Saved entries
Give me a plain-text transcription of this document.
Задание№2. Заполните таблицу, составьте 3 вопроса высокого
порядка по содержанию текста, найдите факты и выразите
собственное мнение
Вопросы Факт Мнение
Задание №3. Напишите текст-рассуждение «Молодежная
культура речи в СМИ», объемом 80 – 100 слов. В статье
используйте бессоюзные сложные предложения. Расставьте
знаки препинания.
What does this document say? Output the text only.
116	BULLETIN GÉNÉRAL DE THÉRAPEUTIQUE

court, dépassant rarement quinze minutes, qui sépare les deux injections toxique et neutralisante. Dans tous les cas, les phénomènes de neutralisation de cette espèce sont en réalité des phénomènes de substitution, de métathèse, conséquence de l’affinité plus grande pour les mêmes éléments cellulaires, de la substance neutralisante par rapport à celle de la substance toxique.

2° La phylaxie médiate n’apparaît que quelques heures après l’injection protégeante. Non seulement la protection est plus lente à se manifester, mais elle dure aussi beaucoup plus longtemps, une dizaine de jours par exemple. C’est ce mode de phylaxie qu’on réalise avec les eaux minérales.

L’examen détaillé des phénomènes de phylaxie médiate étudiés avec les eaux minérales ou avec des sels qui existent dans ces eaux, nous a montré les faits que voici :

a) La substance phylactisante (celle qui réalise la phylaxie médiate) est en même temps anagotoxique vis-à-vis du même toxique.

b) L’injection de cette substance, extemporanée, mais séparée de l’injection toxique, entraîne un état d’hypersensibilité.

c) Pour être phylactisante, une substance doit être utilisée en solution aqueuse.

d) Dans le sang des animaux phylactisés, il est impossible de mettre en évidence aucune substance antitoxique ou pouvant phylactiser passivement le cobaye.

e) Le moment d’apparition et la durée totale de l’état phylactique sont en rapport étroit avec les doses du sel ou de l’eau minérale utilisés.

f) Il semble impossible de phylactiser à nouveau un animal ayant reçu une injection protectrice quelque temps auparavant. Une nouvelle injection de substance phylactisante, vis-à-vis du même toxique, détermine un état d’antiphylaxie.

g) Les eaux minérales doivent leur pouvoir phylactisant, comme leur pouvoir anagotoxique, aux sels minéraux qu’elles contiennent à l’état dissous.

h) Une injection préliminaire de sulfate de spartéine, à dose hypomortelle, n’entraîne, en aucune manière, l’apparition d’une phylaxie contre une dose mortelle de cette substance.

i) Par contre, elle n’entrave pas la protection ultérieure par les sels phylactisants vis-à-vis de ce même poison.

= Work required =
Within the material above, find the lines that contain the word "celle"; copy them.

= Task response =
court, dépassant rarement quinze minutes, qui sépare les deux injections toxique et neutralisante. Dans tous les cas, les phénomènes de neutralisation de cette espèce sont en réalité des phénomènes de substitution, de métathèse, conséquence de l’affinité plus grande pour les mêmes éléments cellulaires, de la substance neutralisante par rapport à celle de la substance toxique.
a) La substance phylactisante (celle qui réalise la phylaxie médiate) est en même temps anagotoxique vis-à-vis du même toxique.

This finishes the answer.